OBJECTIVE:
Wherever the string "time" occurs in a line of these records, report that line.

* * * * * * * * *

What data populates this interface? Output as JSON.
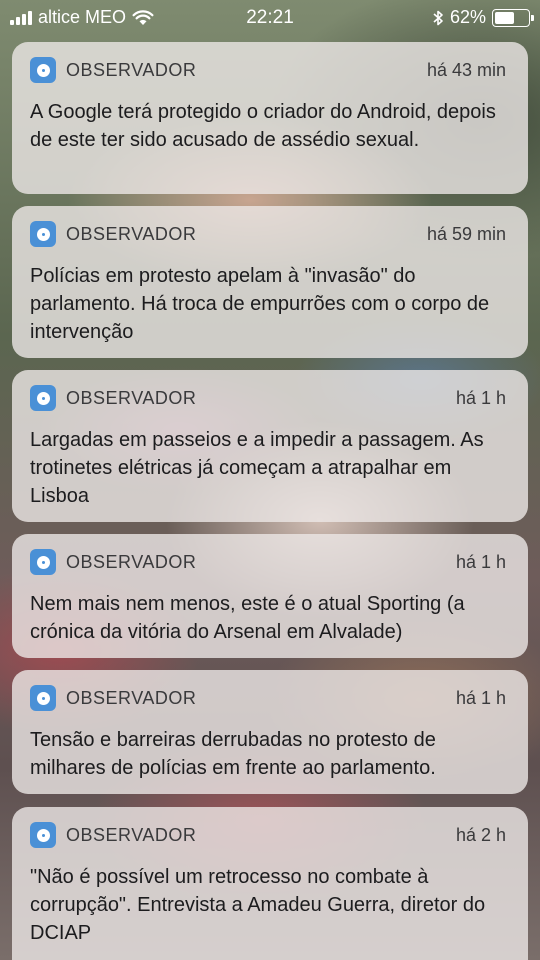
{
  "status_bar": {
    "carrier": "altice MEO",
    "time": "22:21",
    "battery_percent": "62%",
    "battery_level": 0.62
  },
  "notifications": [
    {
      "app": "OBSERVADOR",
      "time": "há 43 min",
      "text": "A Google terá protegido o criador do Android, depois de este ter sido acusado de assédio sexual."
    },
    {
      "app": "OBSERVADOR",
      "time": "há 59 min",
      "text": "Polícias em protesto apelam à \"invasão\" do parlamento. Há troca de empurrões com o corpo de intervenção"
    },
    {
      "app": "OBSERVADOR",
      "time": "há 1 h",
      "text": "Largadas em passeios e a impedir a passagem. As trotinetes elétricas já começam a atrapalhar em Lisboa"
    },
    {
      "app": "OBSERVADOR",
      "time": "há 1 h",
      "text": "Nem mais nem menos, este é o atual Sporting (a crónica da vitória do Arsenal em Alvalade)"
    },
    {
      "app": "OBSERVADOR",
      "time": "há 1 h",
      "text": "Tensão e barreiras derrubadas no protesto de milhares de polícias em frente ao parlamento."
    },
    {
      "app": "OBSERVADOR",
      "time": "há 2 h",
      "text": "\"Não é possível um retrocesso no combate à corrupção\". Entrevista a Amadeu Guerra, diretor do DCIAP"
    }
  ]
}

* * * * * * * * *

SOLUTION:
    "time": "22:21",
      "time": "há 43 min",
      "time": "há 59 min",
      "time": "há 1 h",
      "time": "há 1 h",
      "time": "há 1 h",
      "time": "há 2 h",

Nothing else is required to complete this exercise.